# [STATED TASK]
Reproduce the items word for word, starting with the line that contains "UI element localization: list" and continuing through the line that contains "- y-axis-label-char: 出: [25, 162, 38, 177]", including both of those lines.

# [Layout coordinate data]
|---|

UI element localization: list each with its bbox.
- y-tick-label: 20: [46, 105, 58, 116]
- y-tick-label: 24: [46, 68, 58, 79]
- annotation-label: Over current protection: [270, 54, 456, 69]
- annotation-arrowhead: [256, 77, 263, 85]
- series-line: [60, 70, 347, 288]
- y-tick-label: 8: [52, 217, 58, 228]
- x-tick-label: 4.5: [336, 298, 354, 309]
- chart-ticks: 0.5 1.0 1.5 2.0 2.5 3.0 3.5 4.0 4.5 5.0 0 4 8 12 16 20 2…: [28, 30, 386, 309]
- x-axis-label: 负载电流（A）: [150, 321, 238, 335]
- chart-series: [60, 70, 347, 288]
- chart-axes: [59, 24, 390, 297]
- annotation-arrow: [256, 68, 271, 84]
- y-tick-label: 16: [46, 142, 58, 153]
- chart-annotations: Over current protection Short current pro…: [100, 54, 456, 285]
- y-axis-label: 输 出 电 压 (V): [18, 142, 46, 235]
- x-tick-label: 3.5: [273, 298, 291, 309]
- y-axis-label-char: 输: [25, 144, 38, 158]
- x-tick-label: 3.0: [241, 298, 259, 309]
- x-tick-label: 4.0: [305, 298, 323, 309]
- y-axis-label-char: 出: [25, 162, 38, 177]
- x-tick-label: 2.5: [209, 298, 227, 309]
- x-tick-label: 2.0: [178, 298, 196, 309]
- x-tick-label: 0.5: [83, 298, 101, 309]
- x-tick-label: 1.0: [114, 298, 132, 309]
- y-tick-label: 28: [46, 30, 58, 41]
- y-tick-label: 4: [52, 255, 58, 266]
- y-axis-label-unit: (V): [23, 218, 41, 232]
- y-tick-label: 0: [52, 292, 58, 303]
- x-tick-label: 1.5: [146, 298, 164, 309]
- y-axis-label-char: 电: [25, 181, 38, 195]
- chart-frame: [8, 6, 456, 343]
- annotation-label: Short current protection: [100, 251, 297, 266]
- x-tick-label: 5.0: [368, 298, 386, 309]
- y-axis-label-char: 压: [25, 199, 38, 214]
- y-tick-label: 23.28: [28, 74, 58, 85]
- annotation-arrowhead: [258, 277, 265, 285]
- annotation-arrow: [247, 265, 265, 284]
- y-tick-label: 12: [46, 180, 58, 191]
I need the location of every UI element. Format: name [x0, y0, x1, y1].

|---|

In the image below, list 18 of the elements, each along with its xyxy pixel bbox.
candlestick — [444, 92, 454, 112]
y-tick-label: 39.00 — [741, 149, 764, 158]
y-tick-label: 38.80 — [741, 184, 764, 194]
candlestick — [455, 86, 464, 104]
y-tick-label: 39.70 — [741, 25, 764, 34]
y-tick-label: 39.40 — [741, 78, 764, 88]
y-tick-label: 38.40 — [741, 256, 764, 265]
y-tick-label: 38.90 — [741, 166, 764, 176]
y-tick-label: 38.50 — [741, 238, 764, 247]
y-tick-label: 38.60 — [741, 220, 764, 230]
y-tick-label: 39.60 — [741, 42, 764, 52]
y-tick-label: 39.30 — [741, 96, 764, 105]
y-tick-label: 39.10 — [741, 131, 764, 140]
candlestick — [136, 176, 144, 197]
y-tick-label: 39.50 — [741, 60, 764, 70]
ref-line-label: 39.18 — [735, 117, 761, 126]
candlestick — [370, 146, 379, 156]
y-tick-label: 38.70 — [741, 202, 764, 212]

|---|

# [WRITTEN REPLY]
UI element localization: list each with its bbox.
- y-tick-label: 20: [46, 105, 58, 116]
- y-tick-label: 24: [46, 68, 58, 79]
- annotation-label: Over current protection: [270, 54, 456, 69]
- annotation-arrowhead: [256, 77, 263, 85]
- series-line: [60, 70, 347, 288]
- y-tick-label: 8: [52, 217, 58, 228]
- x-tick-label: 4.5: [336, 298, 354, 309]
- chart-ticks: 0.5 1.0 1.5 2.0 2.5 3.0 3.5 4.0 4.5 5.0 0 4 8 12 16 20 2…: [28, 30, 386, 309]
- x-axis-label: 负载电流（A）: [150, 321, 238, 335]
- chart-series: [60, 70, 347, 288]
- chart-axes: [59, 24, 390, 297]
- annotation-arrow: [256, 68, 271, 84]
- y-tick-label: 16: [46, 142, 58, 153]
- chart-annotations: Over current protection Short current pro…: [100, 54, 456, 285]
- y-axis-label: 输 出 电 压 (V): [18, 142, 46, 235]
- x-tick-label: 3.5: [273, 298, 291, 309]
- y-axis-label-char: 输: [25, 144, 38, 158]
- x-tick-label: 3.0: [241, 298, 259, 309]
- x-tick-label: 4.0: [305, 298, 323, 309]
- y-axis-label-char: 出: [25, 162, 38, 177]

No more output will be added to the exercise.